◆ What the exercise asks ◆
Will you write out all the entries below exactly?

◆ Data entries ◆
start

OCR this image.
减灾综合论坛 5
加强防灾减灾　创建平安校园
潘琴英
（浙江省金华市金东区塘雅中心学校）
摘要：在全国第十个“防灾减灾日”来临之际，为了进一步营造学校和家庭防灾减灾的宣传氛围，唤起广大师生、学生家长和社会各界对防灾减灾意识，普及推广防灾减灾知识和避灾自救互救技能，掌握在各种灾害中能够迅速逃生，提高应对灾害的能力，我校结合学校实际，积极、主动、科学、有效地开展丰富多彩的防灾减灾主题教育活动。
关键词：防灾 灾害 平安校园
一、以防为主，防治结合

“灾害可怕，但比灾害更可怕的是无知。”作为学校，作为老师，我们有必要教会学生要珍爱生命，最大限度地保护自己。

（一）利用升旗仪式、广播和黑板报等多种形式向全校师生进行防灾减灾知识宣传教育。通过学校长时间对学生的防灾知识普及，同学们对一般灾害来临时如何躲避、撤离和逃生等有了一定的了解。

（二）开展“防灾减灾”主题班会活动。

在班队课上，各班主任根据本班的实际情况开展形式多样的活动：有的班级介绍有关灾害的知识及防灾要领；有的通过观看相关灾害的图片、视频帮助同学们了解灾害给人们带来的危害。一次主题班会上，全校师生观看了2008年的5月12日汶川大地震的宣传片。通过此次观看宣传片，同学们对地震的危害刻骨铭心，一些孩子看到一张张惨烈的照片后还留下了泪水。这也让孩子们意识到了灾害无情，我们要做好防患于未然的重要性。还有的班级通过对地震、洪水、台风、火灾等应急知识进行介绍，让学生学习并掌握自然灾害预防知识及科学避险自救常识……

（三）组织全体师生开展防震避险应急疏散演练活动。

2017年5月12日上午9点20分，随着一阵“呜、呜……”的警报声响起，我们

end

◆ Exercise output ◆
OCR this image.
减灾综合论坛 5
加强防灾减灾　创建平安校园
潘琴英
（浙江省金华市金东区塘雅中心学校）
摘要：在全国第十个“防灾减灾日”来临之际，为了进一步营造学校和家庭防灾减灾的宣传氛围，唤起广大师生、学生家长和社会各界对防灾减灾意识，普及推广防灾减灾知识和避灾自救互救技能，掌握在各种灾害中能够迅速逃生，提高应对灾害的能力，我校结合学校实际，积极、主动、科学、有效地开展丰富多彩的防灾减灾主题教育活动。
关键词：防灾 灾害 平安校园
一、以防为主，防治结合

“灾害可怕，但比灾害更可怕的是无知。”作为学校，作为老师，我们有必要教会学生要珍爱生命，最大限度地保护自己。

（一）利用升旗仪式、广播和黑板报等多种形式向全校师生进行防灾减灾知识宣传教育。通过学校长时间对学生的防灾知识普及，同学们对一般灾害来临时如何躲避、撤离和逃生等有了一定的了解。

（二）开展“防灾减灾”主题班会活动。

在班队课上，各班主任根据本班的实际情况开展形式多样的活动：有的班级介绍有关灾害的知识及防灾要领；有的通过观看相关灾害的图片、视频帮助同学们了解灾害给人们带来的危害。一次主题班会上，全校师生观看了2008年的5月12日汶川大地震的宣传片。通过此次观看宣传片，同学们对地震的危害刻骨铭心，一些孩子看到一张张惨烈的照片后还留下了泪水。这也让孩子们意识到了灾害无情，我们要做好防患于未然的重要性。还有的班级通过对地震、洪水、台风、火灾等应急知识进行介绍，让学生学习并掌握自然灾害预防知识及科学避险自救常识……

（三）组织全体师生开展防震避险应急疏散演练活动。

2017年5月12日上午9点20分，随着一阵“呜、呜……”的警报声响起，我们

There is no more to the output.